**DATA SUPPLIED**
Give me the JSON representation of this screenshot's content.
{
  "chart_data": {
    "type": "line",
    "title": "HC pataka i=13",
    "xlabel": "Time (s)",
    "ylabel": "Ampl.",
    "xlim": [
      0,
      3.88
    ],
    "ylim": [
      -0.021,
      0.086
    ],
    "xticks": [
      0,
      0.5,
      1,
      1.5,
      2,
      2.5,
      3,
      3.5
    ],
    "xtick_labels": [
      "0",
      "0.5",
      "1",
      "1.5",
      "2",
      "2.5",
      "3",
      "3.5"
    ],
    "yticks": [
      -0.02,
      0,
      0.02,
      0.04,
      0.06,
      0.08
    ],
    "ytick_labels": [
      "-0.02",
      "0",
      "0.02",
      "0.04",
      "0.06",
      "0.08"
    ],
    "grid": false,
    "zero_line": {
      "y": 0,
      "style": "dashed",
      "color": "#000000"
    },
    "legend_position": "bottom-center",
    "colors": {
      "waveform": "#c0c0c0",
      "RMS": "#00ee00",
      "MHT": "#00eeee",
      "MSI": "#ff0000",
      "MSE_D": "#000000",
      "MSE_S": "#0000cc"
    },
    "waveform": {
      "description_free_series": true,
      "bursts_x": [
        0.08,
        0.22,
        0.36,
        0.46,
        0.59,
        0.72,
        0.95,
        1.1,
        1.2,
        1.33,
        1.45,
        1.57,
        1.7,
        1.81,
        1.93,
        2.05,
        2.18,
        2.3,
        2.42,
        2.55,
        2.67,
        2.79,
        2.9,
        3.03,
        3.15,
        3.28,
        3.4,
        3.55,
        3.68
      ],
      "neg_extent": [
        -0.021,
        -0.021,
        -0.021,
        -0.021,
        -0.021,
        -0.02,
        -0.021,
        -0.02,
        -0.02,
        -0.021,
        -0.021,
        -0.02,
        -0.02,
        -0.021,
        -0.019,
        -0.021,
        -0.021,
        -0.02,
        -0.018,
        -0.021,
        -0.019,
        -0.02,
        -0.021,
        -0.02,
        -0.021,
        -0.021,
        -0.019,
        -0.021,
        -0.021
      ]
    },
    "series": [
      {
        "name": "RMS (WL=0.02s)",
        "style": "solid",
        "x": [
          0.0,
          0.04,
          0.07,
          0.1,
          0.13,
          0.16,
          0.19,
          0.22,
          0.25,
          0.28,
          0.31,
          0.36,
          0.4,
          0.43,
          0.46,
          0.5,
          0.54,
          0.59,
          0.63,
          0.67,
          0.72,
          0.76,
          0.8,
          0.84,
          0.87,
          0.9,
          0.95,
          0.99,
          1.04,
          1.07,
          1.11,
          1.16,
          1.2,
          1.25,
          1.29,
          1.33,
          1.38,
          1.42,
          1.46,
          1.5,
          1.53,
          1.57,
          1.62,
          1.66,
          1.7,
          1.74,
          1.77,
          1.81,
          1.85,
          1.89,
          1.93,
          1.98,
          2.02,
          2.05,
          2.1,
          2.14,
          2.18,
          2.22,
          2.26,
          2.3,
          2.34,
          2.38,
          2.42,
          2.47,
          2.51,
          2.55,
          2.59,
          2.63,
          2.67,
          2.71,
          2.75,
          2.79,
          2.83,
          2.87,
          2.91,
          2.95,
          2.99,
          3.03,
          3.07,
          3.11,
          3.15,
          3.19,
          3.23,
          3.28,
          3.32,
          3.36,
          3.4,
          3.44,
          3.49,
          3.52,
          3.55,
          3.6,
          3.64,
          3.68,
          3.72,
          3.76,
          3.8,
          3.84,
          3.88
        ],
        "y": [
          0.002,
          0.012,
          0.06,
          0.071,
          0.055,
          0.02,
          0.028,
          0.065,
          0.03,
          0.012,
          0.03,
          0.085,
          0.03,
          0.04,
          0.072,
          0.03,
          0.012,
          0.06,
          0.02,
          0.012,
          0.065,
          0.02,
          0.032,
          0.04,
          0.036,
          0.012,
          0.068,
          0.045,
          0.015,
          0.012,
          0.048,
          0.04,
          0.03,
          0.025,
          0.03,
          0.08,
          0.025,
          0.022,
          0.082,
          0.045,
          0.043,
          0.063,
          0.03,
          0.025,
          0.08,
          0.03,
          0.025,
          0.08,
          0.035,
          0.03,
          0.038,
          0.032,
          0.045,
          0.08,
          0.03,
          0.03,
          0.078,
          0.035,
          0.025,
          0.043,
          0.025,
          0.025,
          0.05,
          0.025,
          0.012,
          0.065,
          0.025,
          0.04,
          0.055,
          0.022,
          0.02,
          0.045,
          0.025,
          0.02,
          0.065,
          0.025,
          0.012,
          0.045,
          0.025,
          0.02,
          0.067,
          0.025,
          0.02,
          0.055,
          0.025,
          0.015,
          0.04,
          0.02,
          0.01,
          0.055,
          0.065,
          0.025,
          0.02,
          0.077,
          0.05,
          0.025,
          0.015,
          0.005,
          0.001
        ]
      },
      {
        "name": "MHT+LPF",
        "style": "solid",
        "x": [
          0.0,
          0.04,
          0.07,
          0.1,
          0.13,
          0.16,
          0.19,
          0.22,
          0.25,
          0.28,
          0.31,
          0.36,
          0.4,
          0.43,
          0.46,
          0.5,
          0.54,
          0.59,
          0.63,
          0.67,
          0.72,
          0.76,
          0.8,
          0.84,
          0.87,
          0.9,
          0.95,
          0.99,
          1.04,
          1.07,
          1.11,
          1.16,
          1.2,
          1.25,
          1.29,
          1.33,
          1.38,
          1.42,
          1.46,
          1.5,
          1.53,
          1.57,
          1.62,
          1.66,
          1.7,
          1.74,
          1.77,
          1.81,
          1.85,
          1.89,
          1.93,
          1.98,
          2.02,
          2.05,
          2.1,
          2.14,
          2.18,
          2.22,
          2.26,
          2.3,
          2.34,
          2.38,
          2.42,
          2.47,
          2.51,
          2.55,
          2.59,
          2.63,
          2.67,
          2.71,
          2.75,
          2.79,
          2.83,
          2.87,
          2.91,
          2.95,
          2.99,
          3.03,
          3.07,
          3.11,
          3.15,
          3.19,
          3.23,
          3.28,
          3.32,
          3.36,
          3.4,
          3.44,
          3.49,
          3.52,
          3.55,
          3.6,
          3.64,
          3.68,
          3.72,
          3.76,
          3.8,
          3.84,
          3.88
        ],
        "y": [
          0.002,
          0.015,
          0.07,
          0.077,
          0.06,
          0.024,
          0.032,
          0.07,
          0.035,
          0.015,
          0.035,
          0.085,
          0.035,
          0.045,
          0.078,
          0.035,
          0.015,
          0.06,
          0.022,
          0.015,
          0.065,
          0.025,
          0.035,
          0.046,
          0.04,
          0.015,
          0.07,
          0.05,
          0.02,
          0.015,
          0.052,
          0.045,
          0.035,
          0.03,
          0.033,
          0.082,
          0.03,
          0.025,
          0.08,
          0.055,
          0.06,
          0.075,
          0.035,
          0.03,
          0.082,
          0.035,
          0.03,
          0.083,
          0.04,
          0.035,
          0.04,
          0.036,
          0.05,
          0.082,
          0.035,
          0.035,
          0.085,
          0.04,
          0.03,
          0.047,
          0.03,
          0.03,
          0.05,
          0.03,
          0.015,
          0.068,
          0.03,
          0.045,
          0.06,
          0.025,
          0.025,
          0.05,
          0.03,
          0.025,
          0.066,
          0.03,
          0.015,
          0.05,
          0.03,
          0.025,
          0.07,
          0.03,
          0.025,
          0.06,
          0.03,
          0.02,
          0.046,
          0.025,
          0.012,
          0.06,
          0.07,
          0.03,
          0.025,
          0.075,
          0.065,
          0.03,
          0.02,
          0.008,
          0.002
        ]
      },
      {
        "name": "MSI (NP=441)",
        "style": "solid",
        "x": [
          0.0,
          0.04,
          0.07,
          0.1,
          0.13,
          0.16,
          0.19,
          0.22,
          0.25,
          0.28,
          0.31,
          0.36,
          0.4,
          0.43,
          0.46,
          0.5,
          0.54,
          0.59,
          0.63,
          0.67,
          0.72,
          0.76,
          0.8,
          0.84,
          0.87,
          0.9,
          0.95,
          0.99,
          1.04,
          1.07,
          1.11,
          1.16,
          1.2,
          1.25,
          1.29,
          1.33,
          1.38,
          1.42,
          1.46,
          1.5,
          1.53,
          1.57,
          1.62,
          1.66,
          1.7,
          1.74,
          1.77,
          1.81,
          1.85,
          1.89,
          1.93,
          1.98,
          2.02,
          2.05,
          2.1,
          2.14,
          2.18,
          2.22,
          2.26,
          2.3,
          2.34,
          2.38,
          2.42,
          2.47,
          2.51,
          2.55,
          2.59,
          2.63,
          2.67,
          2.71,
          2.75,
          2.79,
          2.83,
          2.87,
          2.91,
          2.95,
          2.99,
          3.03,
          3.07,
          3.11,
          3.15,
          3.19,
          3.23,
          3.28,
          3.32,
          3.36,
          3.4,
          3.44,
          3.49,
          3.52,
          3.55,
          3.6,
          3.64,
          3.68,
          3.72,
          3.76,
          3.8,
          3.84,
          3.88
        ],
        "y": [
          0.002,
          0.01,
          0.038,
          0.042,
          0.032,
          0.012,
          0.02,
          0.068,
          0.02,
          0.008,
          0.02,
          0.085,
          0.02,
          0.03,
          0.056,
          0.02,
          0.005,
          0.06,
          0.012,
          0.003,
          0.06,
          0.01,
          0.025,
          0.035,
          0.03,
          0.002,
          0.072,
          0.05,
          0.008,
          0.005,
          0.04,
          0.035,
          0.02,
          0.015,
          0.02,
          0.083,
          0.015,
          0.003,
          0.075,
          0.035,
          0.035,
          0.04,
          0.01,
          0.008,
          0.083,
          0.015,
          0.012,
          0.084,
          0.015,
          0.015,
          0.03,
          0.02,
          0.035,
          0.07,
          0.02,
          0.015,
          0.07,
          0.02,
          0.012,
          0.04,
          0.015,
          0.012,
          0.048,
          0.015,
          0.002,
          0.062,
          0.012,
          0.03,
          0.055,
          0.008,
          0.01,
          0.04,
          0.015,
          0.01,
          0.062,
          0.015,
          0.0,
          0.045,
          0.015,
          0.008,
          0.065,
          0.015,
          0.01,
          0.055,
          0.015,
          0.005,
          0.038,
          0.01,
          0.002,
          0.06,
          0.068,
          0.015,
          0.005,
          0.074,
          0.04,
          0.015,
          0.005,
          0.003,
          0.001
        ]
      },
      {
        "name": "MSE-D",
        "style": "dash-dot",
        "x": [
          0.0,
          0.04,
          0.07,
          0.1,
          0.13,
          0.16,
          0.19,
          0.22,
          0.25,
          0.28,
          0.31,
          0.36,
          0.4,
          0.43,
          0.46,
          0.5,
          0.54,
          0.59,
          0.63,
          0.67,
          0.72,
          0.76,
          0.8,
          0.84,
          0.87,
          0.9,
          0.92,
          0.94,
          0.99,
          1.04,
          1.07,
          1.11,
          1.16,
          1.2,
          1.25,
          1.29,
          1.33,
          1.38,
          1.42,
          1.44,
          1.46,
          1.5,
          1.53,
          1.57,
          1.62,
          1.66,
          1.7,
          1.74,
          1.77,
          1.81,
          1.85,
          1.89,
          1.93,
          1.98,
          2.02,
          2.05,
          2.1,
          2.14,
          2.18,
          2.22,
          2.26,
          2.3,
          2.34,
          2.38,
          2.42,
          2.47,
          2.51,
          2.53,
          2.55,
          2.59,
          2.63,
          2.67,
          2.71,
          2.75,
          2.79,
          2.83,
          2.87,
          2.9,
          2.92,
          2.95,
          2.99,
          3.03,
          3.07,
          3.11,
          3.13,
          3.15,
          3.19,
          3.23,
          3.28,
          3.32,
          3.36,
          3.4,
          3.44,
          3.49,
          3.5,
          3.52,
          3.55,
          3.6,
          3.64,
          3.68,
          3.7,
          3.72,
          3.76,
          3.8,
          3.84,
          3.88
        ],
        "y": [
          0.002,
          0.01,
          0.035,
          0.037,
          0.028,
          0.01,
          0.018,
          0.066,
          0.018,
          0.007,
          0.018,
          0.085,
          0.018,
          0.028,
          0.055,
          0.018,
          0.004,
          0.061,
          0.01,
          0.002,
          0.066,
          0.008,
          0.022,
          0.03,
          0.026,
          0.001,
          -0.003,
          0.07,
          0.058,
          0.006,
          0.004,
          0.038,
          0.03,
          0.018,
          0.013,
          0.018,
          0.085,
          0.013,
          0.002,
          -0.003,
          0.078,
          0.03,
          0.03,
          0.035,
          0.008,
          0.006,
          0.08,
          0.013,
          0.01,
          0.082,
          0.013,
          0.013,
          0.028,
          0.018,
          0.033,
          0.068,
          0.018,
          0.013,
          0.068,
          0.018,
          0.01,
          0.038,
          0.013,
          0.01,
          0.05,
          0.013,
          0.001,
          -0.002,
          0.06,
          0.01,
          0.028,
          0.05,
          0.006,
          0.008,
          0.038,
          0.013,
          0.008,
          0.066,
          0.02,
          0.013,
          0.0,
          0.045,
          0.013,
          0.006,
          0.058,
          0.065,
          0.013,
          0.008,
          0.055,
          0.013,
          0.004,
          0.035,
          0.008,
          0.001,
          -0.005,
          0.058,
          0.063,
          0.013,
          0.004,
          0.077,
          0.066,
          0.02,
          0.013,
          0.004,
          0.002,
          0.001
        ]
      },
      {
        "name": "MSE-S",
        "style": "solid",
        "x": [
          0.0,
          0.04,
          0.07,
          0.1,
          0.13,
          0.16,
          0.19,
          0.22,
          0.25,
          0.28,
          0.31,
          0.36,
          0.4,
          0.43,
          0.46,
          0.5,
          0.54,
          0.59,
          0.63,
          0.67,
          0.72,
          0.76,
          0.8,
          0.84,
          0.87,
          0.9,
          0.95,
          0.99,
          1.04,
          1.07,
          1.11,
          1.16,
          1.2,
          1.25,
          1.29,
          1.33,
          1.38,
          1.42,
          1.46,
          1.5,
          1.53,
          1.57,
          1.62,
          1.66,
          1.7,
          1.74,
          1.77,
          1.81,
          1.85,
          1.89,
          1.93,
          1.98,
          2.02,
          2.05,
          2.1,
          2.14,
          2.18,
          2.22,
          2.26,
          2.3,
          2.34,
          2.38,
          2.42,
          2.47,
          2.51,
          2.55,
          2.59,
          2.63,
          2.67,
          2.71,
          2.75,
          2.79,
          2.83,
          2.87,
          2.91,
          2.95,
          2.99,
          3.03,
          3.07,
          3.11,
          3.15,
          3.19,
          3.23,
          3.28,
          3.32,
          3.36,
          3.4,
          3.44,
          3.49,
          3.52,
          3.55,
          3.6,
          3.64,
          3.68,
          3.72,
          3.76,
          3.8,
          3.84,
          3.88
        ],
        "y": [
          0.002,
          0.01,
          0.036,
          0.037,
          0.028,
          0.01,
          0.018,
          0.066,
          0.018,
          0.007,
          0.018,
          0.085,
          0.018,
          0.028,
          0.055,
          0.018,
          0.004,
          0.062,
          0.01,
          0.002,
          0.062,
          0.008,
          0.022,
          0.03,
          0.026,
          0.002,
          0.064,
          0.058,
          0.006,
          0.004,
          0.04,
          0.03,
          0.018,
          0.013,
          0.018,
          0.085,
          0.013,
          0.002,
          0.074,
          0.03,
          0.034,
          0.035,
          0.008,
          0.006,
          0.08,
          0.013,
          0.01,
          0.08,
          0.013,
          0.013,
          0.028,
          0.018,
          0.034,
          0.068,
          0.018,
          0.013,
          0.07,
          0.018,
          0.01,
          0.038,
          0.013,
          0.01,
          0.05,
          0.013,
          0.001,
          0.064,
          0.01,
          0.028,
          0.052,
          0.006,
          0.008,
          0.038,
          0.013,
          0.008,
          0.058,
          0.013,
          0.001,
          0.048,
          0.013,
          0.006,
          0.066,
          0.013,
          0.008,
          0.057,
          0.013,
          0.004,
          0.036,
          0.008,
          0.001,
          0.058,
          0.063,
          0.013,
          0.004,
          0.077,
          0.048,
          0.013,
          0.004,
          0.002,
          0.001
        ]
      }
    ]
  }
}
...
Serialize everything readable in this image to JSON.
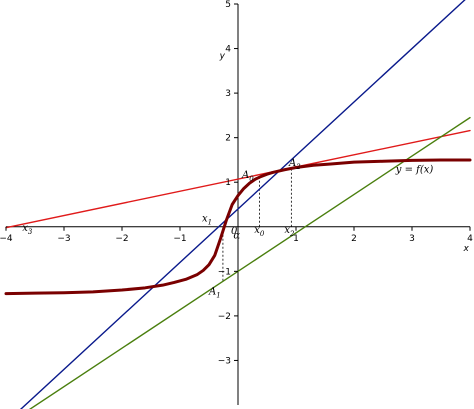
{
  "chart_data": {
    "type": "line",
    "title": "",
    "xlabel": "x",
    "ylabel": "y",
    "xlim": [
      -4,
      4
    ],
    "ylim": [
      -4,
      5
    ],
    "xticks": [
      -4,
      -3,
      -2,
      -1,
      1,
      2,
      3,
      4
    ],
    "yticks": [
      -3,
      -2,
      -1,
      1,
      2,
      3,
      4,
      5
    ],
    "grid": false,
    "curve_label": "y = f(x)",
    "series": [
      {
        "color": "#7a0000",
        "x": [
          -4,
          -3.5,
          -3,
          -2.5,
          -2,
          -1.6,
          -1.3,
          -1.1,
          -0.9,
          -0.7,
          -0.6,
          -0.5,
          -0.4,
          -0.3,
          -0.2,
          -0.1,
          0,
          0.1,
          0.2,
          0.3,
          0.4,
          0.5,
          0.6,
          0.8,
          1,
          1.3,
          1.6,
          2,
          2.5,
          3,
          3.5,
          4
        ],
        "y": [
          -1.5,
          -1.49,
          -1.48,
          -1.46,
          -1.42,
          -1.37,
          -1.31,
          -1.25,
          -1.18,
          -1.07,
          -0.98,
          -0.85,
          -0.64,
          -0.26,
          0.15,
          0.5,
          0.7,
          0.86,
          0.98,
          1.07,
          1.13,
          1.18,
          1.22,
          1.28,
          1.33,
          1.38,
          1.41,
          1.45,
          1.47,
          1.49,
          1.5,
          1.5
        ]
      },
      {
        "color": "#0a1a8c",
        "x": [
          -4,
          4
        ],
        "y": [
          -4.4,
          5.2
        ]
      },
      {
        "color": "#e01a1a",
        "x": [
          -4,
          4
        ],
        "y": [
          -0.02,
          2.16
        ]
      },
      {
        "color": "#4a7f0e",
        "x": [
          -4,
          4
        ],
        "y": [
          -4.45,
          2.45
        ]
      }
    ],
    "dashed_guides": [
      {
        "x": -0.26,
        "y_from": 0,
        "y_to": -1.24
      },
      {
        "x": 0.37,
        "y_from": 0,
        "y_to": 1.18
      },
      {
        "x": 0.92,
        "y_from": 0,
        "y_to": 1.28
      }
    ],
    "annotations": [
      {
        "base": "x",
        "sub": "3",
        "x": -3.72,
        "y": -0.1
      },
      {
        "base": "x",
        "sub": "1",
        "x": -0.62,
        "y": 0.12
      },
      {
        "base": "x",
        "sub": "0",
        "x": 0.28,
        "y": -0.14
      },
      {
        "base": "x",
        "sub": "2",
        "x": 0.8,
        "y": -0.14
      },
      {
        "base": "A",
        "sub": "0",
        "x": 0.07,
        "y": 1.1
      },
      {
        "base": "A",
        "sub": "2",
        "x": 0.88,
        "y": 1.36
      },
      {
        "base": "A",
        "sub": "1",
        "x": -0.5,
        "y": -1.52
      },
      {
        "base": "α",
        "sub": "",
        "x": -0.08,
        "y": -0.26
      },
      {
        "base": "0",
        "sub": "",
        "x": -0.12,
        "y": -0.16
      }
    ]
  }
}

**WORK TO BE COMPLETED**
Count the lines of these entries that hold the string "name", and give only that number.

**RESULT OF THE EXERCISE**
5